▶ _Instructions for the task_: Copy out every line in which the string "these" occurs.

[Records from a data collection]
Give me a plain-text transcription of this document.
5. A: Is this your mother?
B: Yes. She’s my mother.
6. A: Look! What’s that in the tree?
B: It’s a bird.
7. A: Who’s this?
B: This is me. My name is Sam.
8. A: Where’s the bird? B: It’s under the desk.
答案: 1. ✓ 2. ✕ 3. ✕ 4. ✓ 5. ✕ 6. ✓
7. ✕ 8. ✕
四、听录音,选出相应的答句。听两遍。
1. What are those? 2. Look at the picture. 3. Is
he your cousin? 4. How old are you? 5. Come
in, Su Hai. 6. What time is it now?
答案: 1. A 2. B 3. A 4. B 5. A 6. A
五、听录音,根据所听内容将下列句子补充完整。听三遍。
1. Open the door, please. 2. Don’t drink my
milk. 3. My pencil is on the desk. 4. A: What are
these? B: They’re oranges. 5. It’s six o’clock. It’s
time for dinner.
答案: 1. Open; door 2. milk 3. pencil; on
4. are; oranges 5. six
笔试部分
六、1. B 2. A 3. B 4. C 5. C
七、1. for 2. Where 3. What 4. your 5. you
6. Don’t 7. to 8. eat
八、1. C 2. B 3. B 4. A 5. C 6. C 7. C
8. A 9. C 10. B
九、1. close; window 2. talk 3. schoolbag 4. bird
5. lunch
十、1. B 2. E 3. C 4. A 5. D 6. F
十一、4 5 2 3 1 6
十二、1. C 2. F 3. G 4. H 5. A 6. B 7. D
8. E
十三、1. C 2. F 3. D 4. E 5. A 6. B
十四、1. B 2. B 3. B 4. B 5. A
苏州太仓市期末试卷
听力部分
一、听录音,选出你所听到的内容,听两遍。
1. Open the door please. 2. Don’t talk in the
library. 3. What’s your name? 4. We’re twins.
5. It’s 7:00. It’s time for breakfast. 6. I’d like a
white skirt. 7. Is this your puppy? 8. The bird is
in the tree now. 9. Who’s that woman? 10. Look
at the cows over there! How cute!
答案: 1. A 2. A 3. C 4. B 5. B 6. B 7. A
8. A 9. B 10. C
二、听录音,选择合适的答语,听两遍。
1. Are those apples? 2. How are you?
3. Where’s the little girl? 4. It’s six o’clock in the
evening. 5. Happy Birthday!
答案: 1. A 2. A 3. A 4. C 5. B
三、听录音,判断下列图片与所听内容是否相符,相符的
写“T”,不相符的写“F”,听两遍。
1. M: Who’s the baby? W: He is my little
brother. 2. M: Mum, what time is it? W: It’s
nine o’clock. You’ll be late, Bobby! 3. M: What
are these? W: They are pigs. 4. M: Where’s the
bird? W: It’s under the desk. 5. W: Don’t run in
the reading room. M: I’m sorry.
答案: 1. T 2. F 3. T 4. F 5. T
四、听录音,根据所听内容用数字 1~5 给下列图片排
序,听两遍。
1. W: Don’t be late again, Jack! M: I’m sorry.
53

▶ _Expected output_:
these? B: They’re oranges. 5. It’s six o’clock. It’s
are these? W: They are pigs. 4. M: Where’s the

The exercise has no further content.